INSTRUCTIONS TO FOLLOW> Search the listing below for "JSON". Copy each matching line.
Start
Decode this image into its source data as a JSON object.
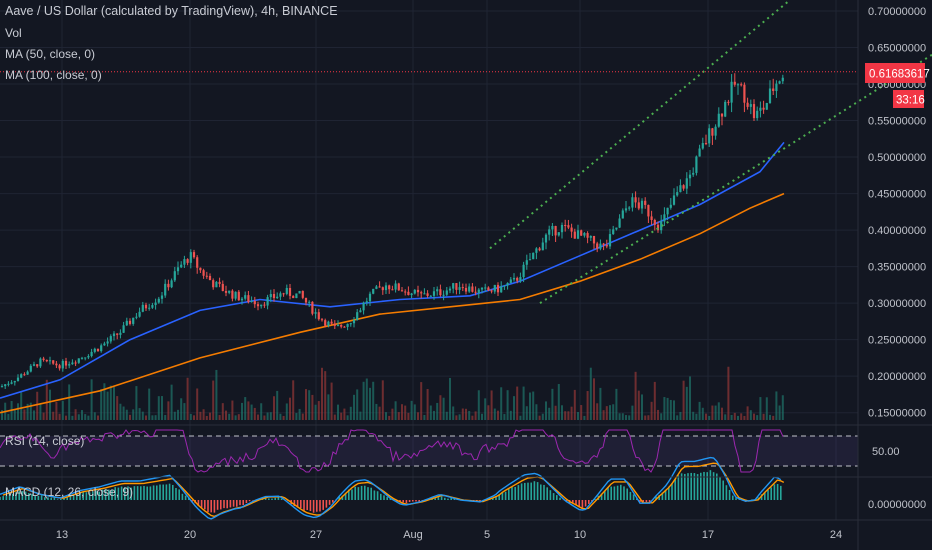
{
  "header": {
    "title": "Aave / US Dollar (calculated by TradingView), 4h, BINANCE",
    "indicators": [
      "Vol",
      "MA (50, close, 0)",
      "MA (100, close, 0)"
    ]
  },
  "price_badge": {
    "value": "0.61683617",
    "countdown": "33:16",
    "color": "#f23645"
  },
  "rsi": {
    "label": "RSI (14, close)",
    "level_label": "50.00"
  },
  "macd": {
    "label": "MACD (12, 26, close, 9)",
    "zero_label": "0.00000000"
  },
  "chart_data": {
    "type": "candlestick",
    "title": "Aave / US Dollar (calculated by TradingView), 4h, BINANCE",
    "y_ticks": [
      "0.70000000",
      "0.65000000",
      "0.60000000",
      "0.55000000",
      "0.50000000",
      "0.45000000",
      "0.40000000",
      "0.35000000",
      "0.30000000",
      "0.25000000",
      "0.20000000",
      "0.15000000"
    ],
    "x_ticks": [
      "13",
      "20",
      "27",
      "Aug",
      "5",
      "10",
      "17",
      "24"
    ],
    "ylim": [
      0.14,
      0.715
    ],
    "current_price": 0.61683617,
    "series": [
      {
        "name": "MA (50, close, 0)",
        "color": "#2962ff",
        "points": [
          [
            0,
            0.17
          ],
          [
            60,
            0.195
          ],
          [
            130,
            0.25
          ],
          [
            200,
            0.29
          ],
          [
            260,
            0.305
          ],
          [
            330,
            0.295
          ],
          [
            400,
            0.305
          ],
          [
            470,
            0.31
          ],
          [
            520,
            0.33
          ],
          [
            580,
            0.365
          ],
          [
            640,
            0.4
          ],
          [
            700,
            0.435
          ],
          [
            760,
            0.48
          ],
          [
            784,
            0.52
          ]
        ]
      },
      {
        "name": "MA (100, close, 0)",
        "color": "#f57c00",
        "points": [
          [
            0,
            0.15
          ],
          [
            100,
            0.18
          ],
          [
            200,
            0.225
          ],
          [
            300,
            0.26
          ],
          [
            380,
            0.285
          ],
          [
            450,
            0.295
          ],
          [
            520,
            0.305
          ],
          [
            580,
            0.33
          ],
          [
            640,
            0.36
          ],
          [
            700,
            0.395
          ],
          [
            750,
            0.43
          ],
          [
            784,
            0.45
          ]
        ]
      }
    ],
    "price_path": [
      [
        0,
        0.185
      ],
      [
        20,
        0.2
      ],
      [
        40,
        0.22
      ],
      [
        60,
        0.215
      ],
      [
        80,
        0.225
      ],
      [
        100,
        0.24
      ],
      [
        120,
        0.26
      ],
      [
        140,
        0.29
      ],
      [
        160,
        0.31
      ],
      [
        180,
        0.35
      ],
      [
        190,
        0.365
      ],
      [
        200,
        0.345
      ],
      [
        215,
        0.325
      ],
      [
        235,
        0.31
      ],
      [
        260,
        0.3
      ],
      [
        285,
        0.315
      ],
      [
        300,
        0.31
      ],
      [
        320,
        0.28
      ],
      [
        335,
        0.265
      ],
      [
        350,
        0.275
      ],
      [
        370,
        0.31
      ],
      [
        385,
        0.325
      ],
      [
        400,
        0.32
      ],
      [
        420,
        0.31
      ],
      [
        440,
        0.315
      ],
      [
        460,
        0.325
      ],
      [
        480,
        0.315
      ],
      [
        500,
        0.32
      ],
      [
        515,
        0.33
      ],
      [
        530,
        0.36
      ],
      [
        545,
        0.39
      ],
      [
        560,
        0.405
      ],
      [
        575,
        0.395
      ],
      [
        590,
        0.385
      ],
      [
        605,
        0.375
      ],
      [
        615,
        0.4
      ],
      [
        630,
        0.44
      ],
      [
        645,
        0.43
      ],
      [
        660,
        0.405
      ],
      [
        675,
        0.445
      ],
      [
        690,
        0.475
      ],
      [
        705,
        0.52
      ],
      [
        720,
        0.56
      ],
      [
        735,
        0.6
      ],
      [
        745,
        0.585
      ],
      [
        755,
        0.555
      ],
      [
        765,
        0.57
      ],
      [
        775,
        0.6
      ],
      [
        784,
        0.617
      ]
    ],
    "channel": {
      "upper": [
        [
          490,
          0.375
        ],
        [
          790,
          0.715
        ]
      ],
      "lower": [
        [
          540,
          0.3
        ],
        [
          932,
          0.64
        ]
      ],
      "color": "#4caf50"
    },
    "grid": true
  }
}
End
Start
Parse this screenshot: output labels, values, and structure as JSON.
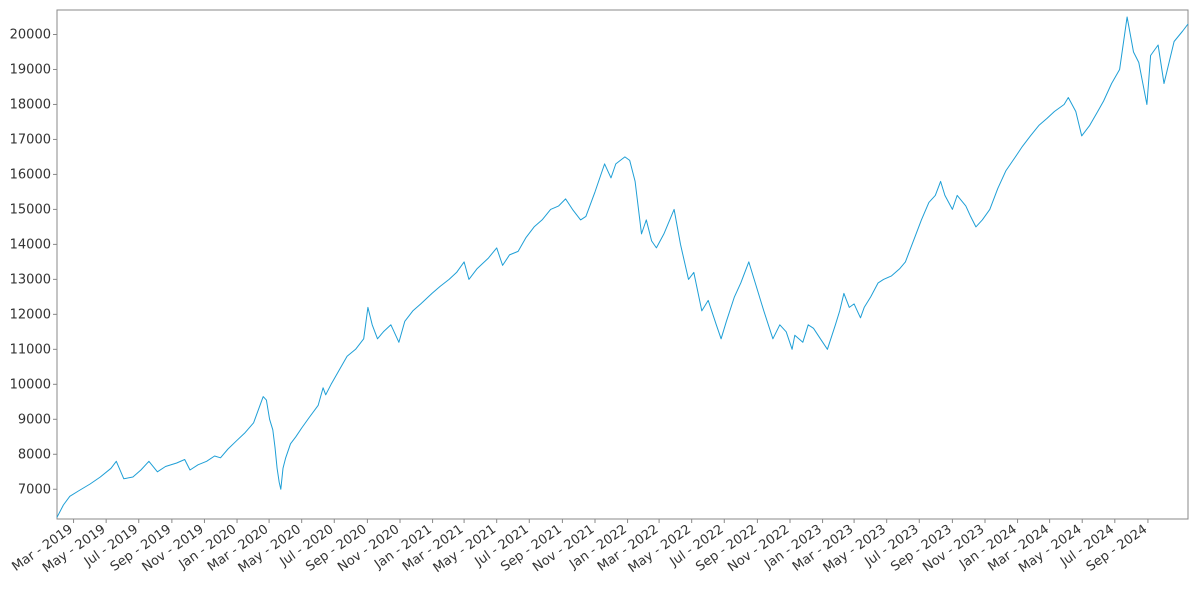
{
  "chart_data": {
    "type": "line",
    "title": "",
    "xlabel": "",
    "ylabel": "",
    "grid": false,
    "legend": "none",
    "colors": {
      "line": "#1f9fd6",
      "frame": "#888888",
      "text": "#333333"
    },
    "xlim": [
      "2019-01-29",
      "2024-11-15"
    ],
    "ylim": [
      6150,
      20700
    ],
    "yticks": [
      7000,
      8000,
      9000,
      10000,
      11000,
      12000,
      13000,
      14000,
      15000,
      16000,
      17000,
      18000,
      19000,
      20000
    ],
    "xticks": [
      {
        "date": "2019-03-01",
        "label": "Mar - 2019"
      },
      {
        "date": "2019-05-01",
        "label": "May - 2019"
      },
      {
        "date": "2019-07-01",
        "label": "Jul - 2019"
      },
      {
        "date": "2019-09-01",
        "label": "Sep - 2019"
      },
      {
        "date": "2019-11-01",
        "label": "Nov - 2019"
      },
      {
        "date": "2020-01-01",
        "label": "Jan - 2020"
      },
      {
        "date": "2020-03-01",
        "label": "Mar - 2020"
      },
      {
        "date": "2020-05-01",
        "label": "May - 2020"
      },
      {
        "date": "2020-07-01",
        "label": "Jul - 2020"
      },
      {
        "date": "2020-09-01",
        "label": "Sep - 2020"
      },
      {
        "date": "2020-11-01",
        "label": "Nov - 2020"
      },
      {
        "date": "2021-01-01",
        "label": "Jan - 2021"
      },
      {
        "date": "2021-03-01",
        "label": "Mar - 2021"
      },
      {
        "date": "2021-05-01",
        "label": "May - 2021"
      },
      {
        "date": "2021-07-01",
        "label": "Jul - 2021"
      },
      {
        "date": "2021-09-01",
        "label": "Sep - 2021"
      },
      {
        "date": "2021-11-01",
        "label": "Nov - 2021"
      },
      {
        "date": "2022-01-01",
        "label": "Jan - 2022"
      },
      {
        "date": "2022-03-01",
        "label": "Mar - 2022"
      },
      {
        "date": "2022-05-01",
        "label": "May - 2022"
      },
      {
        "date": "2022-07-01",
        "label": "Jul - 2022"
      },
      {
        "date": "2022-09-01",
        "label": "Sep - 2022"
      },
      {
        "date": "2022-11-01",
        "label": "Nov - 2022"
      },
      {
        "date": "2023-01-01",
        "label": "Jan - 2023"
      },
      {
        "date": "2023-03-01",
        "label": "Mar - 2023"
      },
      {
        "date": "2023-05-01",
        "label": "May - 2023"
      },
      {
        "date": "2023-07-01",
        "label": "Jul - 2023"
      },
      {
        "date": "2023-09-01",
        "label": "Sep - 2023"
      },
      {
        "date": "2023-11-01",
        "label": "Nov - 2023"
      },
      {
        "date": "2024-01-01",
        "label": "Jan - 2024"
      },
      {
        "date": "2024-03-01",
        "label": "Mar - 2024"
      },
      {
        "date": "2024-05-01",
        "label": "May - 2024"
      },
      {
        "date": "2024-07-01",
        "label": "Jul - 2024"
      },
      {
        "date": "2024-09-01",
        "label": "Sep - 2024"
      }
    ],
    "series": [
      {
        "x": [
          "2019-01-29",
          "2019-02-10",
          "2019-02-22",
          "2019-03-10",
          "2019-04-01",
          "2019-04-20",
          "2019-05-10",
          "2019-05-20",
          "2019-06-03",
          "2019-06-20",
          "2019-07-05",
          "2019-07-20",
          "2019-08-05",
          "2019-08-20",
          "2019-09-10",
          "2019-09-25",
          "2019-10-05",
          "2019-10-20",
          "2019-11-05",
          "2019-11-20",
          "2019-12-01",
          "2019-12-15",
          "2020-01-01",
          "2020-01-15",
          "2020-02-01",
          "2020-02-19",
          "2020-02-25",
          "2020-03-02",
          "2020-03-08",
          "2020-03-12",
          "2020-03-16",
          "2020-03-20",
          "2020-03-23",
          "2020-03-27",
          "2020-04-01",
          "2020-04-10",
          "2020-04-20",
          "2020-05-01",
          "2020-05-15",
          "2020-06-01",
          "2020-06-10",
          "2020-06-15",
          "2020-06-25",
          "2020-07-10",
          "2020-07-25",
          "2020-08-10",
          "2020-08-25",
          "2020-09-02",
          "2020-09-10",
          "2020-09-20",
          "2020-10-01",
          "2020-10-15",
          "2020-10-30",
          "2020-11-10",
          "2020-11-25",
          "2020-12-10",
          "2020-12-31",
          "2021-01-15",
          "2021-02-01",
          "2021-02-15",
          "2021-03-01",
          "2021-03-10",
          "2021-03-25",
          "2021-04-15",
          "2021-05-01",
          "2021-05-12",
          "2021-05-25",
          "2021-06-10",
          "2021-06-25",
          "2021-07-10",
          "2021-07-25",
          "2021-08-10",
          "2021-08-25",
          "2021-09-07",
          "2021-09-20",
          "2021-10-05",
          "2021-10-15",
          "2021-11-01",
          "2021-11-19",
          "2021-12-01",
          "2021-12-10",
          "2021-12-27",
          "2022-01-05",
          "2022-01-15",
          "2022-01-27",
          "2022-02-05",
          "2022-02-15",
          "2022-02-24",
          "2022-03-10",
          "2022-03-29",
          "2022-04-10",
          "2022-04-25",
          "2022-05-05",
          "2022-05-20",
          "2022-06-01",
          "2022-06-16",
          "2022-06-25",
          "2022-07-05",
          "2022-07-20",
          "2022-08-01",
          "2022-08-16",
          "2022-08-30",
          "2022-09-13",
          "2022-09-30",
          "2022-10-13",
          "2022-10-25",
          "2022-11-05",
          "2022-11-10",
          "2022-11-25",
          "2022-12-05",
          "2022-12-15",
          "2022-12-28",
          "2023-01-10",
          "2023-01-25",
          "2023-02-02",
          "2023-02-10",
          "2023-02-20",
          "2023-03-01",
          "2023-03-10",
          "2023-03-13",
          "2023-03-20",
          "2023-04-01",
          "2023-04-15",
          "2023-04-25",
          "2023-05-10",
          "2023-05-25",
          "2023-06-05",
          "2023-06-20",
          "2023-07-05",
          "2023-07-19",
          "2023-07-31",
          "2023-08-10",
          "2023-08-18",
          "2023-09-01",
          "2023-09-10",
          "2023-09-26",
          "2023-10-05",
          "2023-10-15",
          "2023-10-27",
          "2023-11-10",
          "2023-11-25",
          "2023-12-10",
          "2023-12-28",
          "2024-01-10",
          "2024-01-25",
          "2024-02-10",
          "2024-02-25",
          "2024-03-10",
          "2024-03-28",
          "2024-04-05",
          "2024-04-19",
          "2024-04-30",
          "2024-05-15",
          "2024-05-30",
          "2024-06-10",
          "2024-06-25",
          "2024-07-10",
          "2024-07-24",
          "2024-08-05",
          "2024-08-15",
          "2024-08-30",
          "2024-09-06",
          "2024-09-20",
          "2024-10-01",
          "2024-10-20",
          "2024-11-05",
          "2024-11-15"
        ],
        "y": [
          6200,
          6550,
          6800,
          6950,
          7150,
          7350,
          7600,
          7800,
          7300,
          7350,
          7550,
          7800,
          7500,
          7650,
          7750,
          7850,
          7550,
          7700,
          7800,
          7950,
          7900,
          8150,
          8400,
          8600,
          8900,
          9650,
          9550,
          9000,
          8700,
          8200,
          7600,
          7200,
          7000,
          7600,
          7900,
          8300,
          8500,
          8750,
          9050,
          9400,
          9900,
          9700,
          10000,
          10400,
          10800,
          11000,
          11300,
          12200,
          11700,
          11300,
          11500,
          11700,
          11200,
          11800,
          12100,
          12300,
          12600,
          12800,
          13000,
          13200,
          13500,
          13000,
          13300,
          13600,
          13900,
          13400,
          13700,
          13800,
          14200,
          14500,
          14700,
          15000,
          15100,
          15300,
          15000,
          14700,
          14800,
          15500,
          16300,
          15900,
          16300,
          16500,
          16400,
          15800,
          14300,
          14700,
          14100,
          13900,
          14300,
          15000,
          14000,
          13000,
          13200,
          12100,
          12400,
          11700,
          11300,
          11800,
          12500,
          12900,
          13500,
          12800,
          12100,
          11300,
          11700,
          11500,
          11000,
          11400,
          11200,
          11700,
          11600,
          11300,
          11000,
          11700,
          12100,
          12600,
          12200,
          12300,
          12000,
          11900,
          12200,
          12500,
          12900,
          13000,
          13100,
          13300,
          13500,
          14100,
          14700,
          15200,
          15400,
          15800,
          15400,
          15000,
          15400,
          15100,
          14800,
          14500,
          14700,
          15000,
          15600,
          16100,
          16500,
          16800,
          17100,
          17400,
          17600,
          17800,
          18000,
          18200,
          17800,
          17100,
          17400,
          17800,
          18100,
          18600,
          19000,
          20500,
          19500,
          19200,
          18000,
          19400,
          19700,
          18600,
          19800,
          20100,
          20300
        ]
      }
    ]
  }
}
End
RESULT FOR THIS TASK>
Decode this image into its source data as a JSON object.
Parse this screenshot: output labels, values, and structure as JSON.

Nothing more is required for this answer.